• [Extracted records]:
-.-.-
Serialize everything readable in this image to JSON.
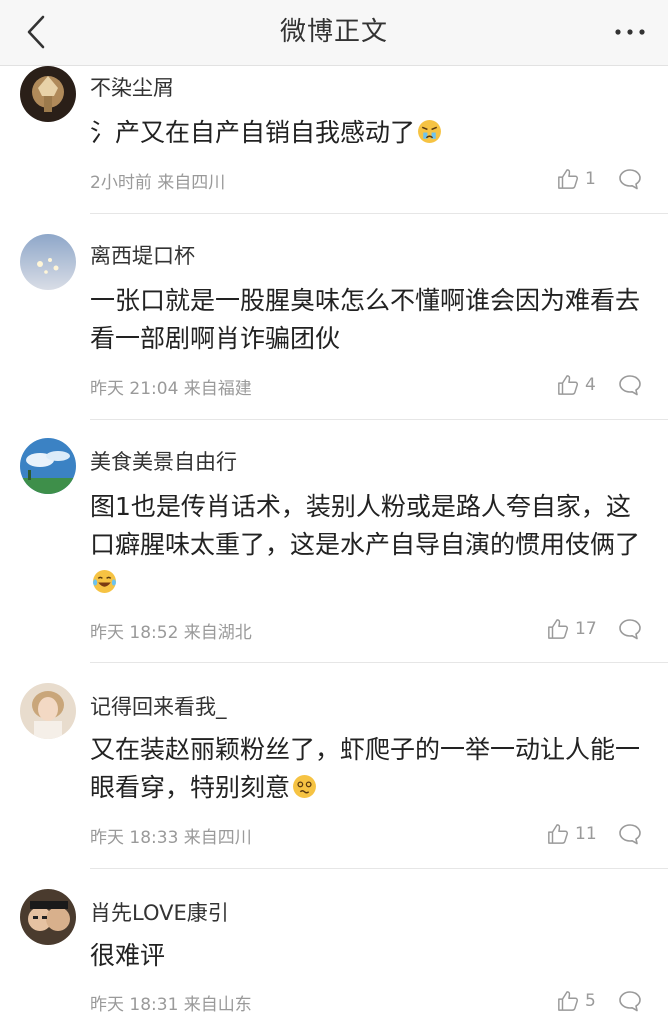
{
  "nav": {
    "title": "微博正文"
  },
  "comments": [
    {
      "username": "不染尘屑",
      "text": "氵产又在自产自销自我感动了",
      "emoji": "pouting-face-emoji",
      "time": "2小时前 来自四川",
      "likes": "1"
    },
    {
      "username": "离西堤口杯",
      "text": "一张口就是一股腥臭味怎么不懂啊谁会因为难看去看一部剧啊肖诈骗团伙",
      "emoji": "",
      "time": "昨天 21:04 来自福建",
      "likes": "4"
    },
    {
      "username": "美食美景自由行",
      "text": "图1也是传肖话术，装别人粉或是路人夸自家，这口癖腥味太重了，这是水产自导自演的惯用伎俩了",
      "emoji": "laughing-tears-emoji",
      "time": "昨天 18:52 来自湖北",
      "likes": "17"
    },
    {
      "username": "记得回来看我_",
      "text": "又在装赵丽颖粉丝了，虾爬子的一举一动让人能一眼看穿，特别刻意",
      "emoji": "dizzy-face-emoji",
      "time": "昨天 18:33 来自四川",
      "likes": "11"
    },
    {
      "username": "肖先LOVE康引",
      "text": "很难评",
      "emoji": "",
      "time": "昨天 18:31 来自山东",
      "likes": "5"
    }
  ],
  "icons": {
    "back": "chevron-left-icon",
    "more": "more-dots-icon",
    "like": "thumb-up-icon",
    "reply": "comment-bubble-icon"
  }
}
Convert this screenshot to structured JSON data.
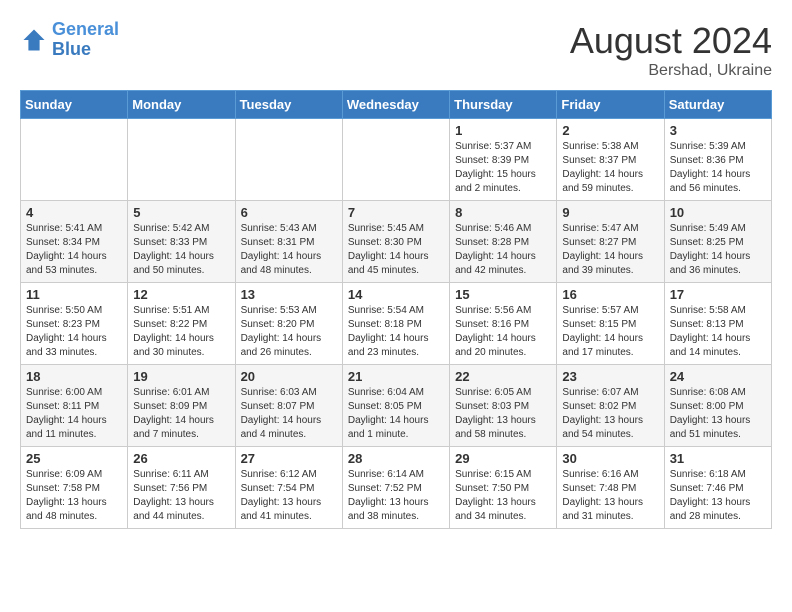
{
  "header": {
    "logo_general": "General",
    "logo_blue": "Blue",
    "month_year": "August 2024",
    "location": "Bershad, Ukraine"
  },
  "days_of_week": [
    "Sunday",
    "Monday",
    "Tuesday",
    "Wednesday",
    "Thursday",
    "Friday",
    "Saturday"
  ],
  "weeks": [
    [
      {
        "day": "",
        "info": ""
      },
      {
        "day": "",
        "info": ""
      },
      {
        "day": "",
        "info": ""
      },
      {
        "day": "",
        "info": ""
      },
      {
        "day": "1",
        "info": "Sunrise: 5:37 AM\nSunset: 8:39 PM\nDaylight: 15 hours\nand 2 minutes."
      },
      {
        "day": "2",
        "info": "Sunrise: 5:38 AM\nSunset: 8:37 PM\nDaylight: 14 hours\nand 59 minutes."
      },
      {
        "day": "3",
        "info": "Sunrise: 5:39 AM\nSunset: 8:36 PM\nDaylight: 14 hours\nand 56 minutes."
      }
    ],
    [
      {
        "day": "4",
        "info": "Sunrise: 5:41 AM\nSunset: 8:34 PM\nDaylight: 14 hours\nand 53 minutes."
      },
      {
        "day": "5",
        "info": "Sunrise: 5:42 AM\nSunset: 8:33 PM\nDaylight: 14 hours\nand 50 minutes."
      },
      {
        "day": "6",
        "info": "Sunrise: 5:43 AM\nSunset: 8:31 PM\nDaylight: 14 hours\nand 48 minutes."
      },
      {
        "day": "7",
        "info": "Sunrise: 5:45 AM\nSunset: 8:30 PM\nDaylight: 14 hours\nand 45 minutes."
      },
      {
        "day": "8",
        "info": "Sunrise: 5:46 AM\nSunset: 8:28 PM\nDaylight: 14 hours\nand 42 minutes."
      },
      {
        "day": "9",
        "info": "Sunrise: 5:47 AM\nSunset: 8:27 PM\nDaylight: 14 hours\nand 39 minutes."
      },
      {
        "day": "10",
        "info": "Sunrise: 5:49 AM\nSunset: 8:25 PM\nDaylight: 14 hours\nand 36 minutes."
      }
    ],
    [
      {
        "day": "11",
        "info": "Sunrise: 5:50 AM\nSunset: 8:23 PM\nDaylight: 14 hours\nand 33 minutes."
      },
      {
        "day": "12",
        "info": "Sunrise: 5:51 AM\nSunset: 8:22 PM\nDaylight: 14 hours\nand 30 minutes."
      },
      {
        "day": "13",
        "info": "Sunrise: 5:53 AM\nSunset: 8:20 PM\nDaylight: 14 hours\nand 26 minutes."
      },
      {
        "day": "14",
        "info": "Sunrise: 5:54 AM\nSunset: 8:18 PM\nDaylight: 14 hours\nand 23 minutes."
      },
      {
        "day": "15",
        "info": "Sunrise: 5:56 AM\nSunset: 8:16 PM\nDaylight: 14 hours\nand 20 minutes."
      },
      {
        "day": "16",
        "info": "Sunrise: 5:57 AM\nSunset: 8:15 PM\nDaylight: 14 hours\nand 17 minutes."
      },
      {
        "day": "17",
        "info": "Sunrise: 5:58 AM\nSunset: 8:13 PM\nDaylight: 14 hours\nand 14 minutes."
      }
    ],
    [
      {
        "day": "18",
        "info": "Sunrise: 6:00 AM\nSunset: 8:11 PM\nDaylight: 14 hours\nand 11 minutes."
      },
      {
        "day": "19",
        "info": "Sunrise: 6:01 AM\nSunset: 8:09 PM\nDaylight: 14 hours\nand 7 minutes."
      },
      {
        "day": "20",
        "info": "Sunrise: 6:03 AM\nSunset: 8:07 PM\nDaylight: 14 hours\nand 4 minutes."
      },
      {
        "day": "21",
        "info": "Sunrise: 6:04 AM\nSunset: 8:05 PM\nDaylight: 14 hours\nand 1 minute."
      },
      {
        "day": "22",
        "info": "Sunrise: 6:05 AM\nSunset: 8:03 PM\nDaylight: 13 hours\nand 58 minutes."
      },
      {
        "day": "23",
        "info": "Sunrise: 6:07 AM\nSunset: 8:02 PM\nDaylight: 13 hours\nand 54 minutes."
      },
      {
        "day": "24",
        "info": "Sunrise: 6:08 AM\nSunset: 8:00 PM\nDaylight: 13 hours\nand 51 minutes."
      }
    ],
    [
      {
        "day": "25",
        "info": "Sunrise: 6:09 AM\nSunset: 7:58 PM\nDaylight: 13 hours\nand 48 minutes."
      },
      {
        "day": "26",
        "info": "Sunrise: 6:11 AM\nSunset: 7:56 PM\nDaylight: 13 hours\nand 44 minutes."
      },
      {
        "day": "27",
        "info": "Sunrise: 6:12 AM\nSunset: 7:54 PM\nDaylight: 13 hours\nand 41 minutes."
      },
      {
        "day": "28",
        "info": "Sunrise: 6:14 AM\nSunset: 7:52 PM\nDaylight: 13 hours\nand 38 minutes."
      },
      {
        "day": "29",
        "info": "Sunrise: 6:15 AM\nSunset: 7:50 PM\nDaylight: 13 hours\nand 34 minutes."
      },
      {
        "day": "30",
        "info": "Sunrise: 6:16 AM\nSunset: 7:48 PM\nDaylight: 13 hours\nand 31 minutes."
      },
      {
        "day": "31",
        "info": "Sunrise: 6:18 AM\nSunset: 7:46 PM\nDaylight: 13 hours\nand 28 minutes."
      }
    ]
  ]
}
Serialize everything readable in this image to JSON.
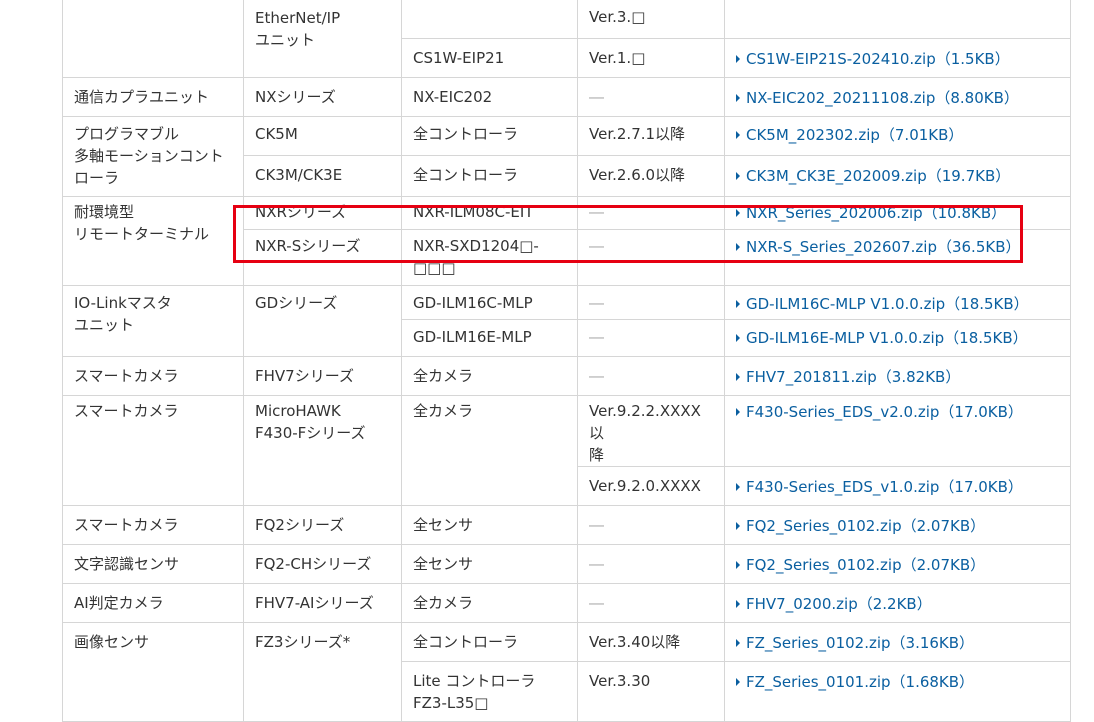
{
  "rows": {
    "eip": {
      "series": "EtherNet/IP\nユニット",
      "model": "CS1W-EIP21",
      "ver_top": "Ver.3.□",
      "ver": "Ver.1.□",
      "file": "CS1W-EIP21S-202410.zip（1.5KB）"
    },
    "coupler": {
      "category": "通信カプラユニット",
      "series": "NXシリーズ",
      "model": "NX-EIC202",
      "ver": "―",
      "file": "NX-EIC202_20211108.zip（8.80KB）"
    },
    "motion": {
      "category": "プログラマブル\n多軸モーションコント\nローラ",
      "series1": "CK5M",
      "model1": "全コントローラ",
      "ver1": "Ver.2.7.1以降",
      "file1": "CK5M_202302.zip（7.01KB）",
      "series2": "CK3M/CK3E",
      "model2": "全コントローラ",
      "ver2": "Ver.2.6.0以降",
      "file2": "CK3M_CK3E_202009.zip（19.7KB）"
    },
    "remote": {
      "category": "耐環境型\nリモートターミナル",
      "series1": "NXRシリーズ",
      "model1": "NXR-ILM08C-EIT",
      "ver1": "―",
      "file1": "NXR_Series_202006.zip（10.8KB）",
      "series2": "NXR-Sシリーズ",
      "model2": "NXR-SXD1204□-\n□□□",
      "ver2": "―",
      "file2": "NXR-S_Series_202607.zip（36.5KB）"
    },
    "iolink": {
      "category": "IO-Linkマスタ\nユニット",
      "series": "GDシリーズ",
      "model1": "GD-ILM16C-MLP",
      "ver1": "―",
      "file1": "GD-ILM16C-MLP V1.0.0.zip（18.5KB）",
      "model2": "GD-ILM16E-MLP",
      "ver2": "―",
      "file2": "GD-ILM16E-MLP V1.0.0.zip（18.5KB）"
    },
    "camera1": {
      "category": "スマートカメラ",
      "series": "FHV7シリーズ",
      "model": "全カメラ",
      "ver": "―",
      "file": "FHV7_201811.zip（3.82KB）"
    },
    "camera2": {
      "category": "スマートカメラ",
      "series": "MicroHAWK\nF430-Fシリーズ",
      "model": "全カメラ",
      "ver1": "Ver.9.2.2.XXXX以\n降",
      "file1": "F430-Series_EDS_v2.0.zip（17.0KB）",
      "ver2": "Ver.9.2.0.XXXX",
      "file2": "F430-Series_EDS_v1.0.zip（17.0KB）"
    },
    "camera3": {
      "category": "スマートカメラ",
      "series": "FQ2シリーズ",
      "model": "全センサ",
      "ver": "―",
      "file": "FQ2_Series_0102.zip（2.07KB）"
    },
    "ocr": {
      "category": "文字認識センサ",
      "series": "FQ2-CHシリーズ",
      "model": "全センサ",
      "ver": "―",
      "file": "FQ2_Series_0102.zip（2.07KB）"
    },
    "ai": {
      "category": "AI判定カメラ",
      "series": "FHV7-AIシリーズ",
      "model": "全カメラ",
      "ver": "―",
      "file": "FHV7_0200.zip（2.2KB）"
    },
    "vision": {
      "category": "画像センサ",
      "series": "FZ3シリーズ*",
      "model1": "全コントローラ",
      "ver1": "Ver.3.40以降",
      "file1": "FZ_Series_0102.zip（3.16KB）",
      "model2": "Lite コントローラ\nFZ3-L35□",
      "ver2": "Ver.3.30",
      "file2": "FZ_Series_0101.zip（1.68KB）"
    }
  },
  "highlight_color": "#e60012",
  "link_color": "#0a5fa0"
}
-.-.-
• [Goal]:
Find all lines with "username" in them and copy each one.

• [Solution to this task]:
      "username": "不染尘屑",
      "username": "离西堤口杯",
      "username": "美食美景自由行",
      "username": "记得回来看我_",
      "username": "肖先LOVE康引",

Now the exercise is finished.